==== 抜粋文
パフ新卒一期生を協賛企業の皆さんに紹介すべく催した「内定者お披露目会」。

内定者ひとりひとりの自己紹介&一発芸の披露を行う時間になった。


実は内定者にはあらかじめ、「お披露目会では、みんなに芸を披露してもら
うからね。とびっきりのやつを準備しといてね」と言っておいたのだ。



トップバッターは、ササキアサヒ。

彼は、2人組みのバンドを組んでおり、たまにライブをやったりしていると
いう。いわば「セミプロ」だ。

当然、披露の芸は「唄」。
この日のために、フォークギターを担いできており、弦を掻きむしりながら、
甲高い声で歌い始めた。たしか「ゆず」の唄だったと思う。

さすがにライブ活動をやっているだけあって、なかなか上手い。
企業の皆さん一同、「ほーっ、なかなかやるじゃない」という拍手が起こった。



セカンドバッターは、フルカワアキコ。

彼女は、大阪から2日前に出てきたばかりであったが、この日のお披露目の
ために、わざわざ、ある楽器を抱えてきていた。

ある楽器とは……。
========
_指示と要件_.
内定者お披露目会についての抜粋文を、二文で要約してください。
==== 資料データ
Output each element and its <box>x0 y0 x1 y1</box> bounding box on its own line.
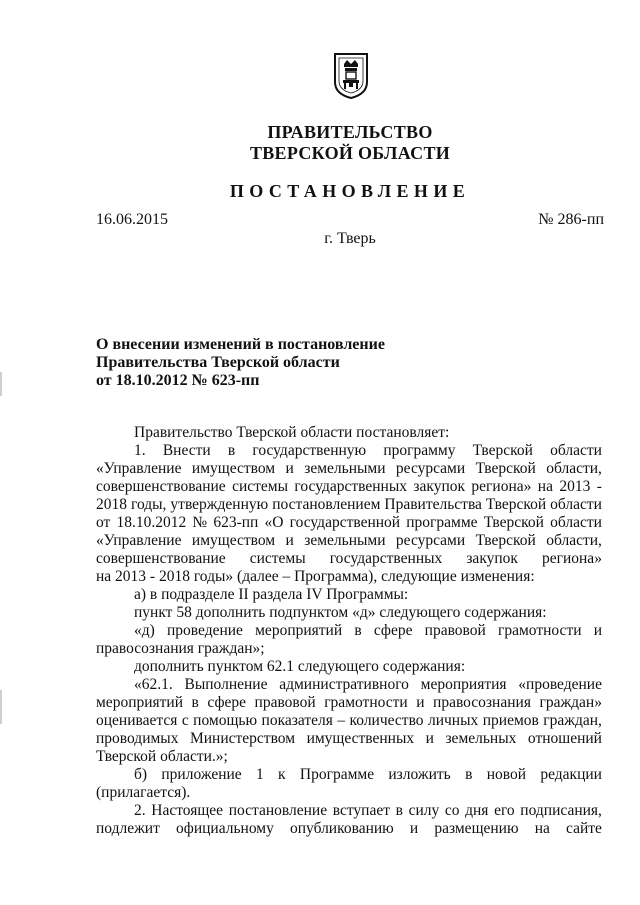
========
_正解出力_.
パフ新卒一期生を協賛企業の皆さんに紹介する内定者お披露目会で、内定者ひとりひとりが自己紹介と一発芸を披露する時間になり、トップバッターのササキアサヒがフォークギターを弾きながら唄を歌うと、企業の皆さんから拍手が起こった。セカンドバッターのフルカワアキコは、大阪から2日前に出てきたばかりであったが、この日のためにある楽器を抱えてきていた。